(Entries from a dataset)

● ● ● ●

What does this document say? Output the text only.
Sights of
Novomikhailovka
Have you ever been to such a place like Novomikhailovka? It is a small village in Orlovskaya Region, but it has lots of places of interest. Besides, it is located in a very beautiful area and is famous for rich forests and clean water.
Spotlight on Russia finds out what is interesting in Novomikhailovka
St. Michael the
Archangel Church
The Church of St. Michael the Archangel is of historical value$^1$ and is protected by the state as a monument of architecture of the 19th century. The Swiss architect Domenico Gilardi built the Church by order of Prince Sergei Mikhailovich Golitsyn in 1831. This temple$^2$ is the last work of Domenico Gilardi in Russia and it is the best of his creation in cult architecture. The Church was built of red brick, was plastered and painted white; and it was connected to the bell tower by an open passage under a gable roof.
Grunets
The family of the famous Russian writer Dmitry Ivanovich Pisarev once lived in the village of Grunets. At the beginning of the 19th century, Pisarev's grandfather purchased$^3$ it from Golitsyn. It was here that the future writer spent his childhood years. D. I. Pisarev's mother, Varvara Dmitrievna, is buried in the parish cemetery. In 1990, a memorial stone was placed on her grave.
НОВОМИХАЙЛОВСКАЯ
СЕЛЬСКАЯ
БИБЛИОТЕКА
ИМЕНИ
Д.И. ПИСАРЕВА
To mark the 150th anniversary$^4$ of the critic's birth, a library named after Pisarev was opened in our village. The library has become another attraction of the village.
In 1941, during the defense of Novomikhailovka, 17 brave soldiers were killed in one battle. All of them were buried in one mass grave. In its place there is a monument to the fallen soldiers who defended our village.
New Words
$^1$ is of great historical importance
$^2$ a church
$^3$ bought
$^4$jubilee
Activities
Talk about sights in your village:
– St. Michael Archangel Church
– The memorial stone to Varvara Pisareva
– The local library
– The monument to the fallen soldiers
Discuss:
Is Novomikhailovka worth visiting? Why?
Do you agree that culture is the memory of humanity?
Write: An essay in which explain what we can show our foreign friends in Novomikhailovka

● ● ● ●

Search the lines for "grave". Copy each line that has it.

The family of the famous Russian writer Dmitry Ivanovich Pisarev once lived in the village of Grunets. At the beginning of the 19th century, Pisarev's grandfather purchased$^3$ it from Golitsyn. It was here that the future writer spent his childhood years. D. I. Pisarev's mother, Varvara Dmitrievna, is buried in the parish cemetery. In 1990, a memorial stone was placed on her grave.
In 1941, during the defense of Novomikhailovka, 17 brave soldiers were killed in one battle. All of them were buried in one mass grave. In its place there is a monument to the fallen soldiers who defended our village.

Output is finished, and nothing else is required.